● **Requirement 1**: According to the Deborah Huband text, how many points did she score in her record-setting single game at Bishop's University?
● **Requirement 2**: Update the Deborah Huband text so that "Thunderbirds" becomes "T-Birds", and write out the passage starting with "Canadian national team" and going on through "West women's basketball.".

● **Page text**:
+++

Deborah Ellen Huband (born 5 September 1956) is a Canadian basketball player. She competed in the women's tournament at the 1984 Summer Olympics.

Playing career
As a basketball player at Bishop's University, she set a U Sports single-game scoring record (since broken) with 50 points in a game during the 1981-82 season. 

With the Bishop's Gaiters women's basketball' program, she was part of three consecutive QUAA titles (1977-80), complemented by selections to the CIAU All-Canadian team twice, along with recognition as the Bishop's Female Athlete of the Year three times.

Canadian national team
As a member of the Canadian national basketball team, she served as team captain from 1979 to 1986. Debbie Huband was a member of the bronze medal winning teams at the 1979 and 1987 Pan American Games.

Coaching career
As the UBC Thunderbirds women's basketball head coach, Huband captured three national titles (2003-04, '05-06, '07-08), winning the Bronze Baby, and four conference championships (2006-07, '07-08, '11-12, '14-15). On 11 January 2020, Huband captured her 338th regular season coaching win in Canada West Universities Athletic Association play, as the Thunderbirds prevailed over the Trinity Western Spartans by a 100-57 mark. With the win, she eclipsed former University of Victoria head coach Kathy Shields for the all-time wins record in Canada West women's basketball.

+++

● **Information shown**:
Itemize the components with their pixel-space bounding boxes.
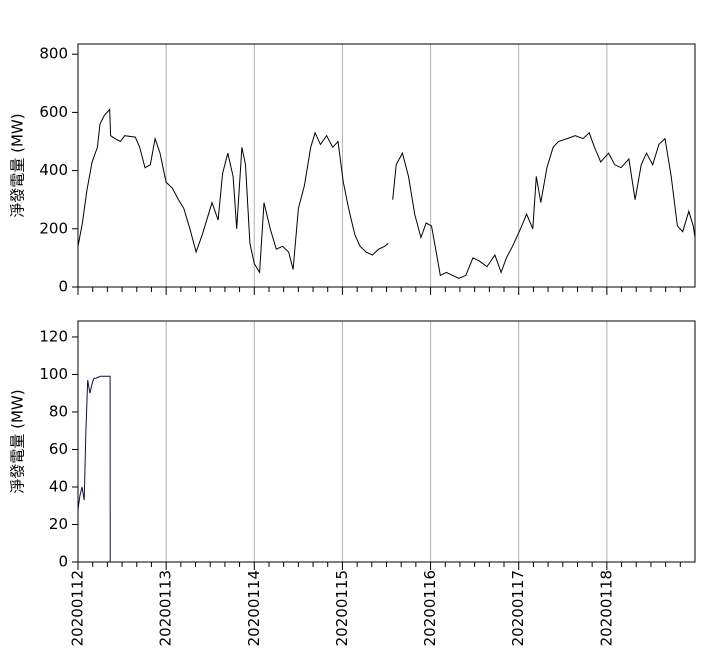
x-tick-label: 20200115 <box>333 570 351 646</box>
y-tick-label: 600 <box>39 103 68 121</box>
y-axis-label: 淨發電量 (MW) <box>9 113 27 217</box>
y-tick-label: 20 <box>49 515 68 533</box>
y-tick-label: 800 <box>39 45 68 63</box>
x-tick-label: 20200117 <box>509 570 527 646</box>
plot-frame <box>77 43 696 288</box>
line-series <box>77 108 696 279</box>
y-tick-label: 60 <box>49 440 68 458</box>
y-tick-label: 100 <box>39 365 68 383</box>
y-tick-label: 0 <box>58 278 68 296</box>
y-tick-label: 200 <box>39 219 68 237</box>
y-tick-label: 120 <box>39 327 68 345</box>
y-tick-label: 40 <box>49 477 68 495</box>
y-tick-label: 80 <box>49 402 68 420</box>
y-axis-label: 淨發電量 (MW) <box>9 389 27 493</box>
x-tick-label: 20200114 <box>245 570 263 646</box>
line-series <box>77 375 695 563</box>
x-tick-label: 20200116 <box>421 570 439 646</box>
x-tick-label: 20200112 <box>69 570 87 646</box>
x-tick-label: 20200118 <box>597 570 615 646</box>
y-tick-label: 0 <box>58 553 68 571</box>
plot-frame <box>77 320 696 563</box>
x-tick-label: 20200113 <box>157 570 175 646</box>
y-tick-label: 400 <box>39 161 68 179</box>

+++

● **Output 1**: 50 points

● **Output 2**:
Canadian national team
As a member of the Canadian national basketball team, she served as team captain from 1979 to 1986. Debbie Huband was a member of the bronze medal winning teams at the 1979 and 1987 Pan American Games.

Coaching career
As the UBC T-Birds women's basketball head coach, Huband captured three national titles (2003-04, '05-06, '07-08), winning the Bronze Baby, and four conference championships (2006-07, '07-08, '11-12, '14-15). On 11 January 2020, Huband captured her 338th regular season coaching win in Canada West Universities Athletic Association play, as the T-Birds prevailed over the Trinity Western Spartans by a 100-57 mark. With the win, she eclipsed former University of Victoria head coach Kathy Shields for the all-time wins record in Canada West women's basketball.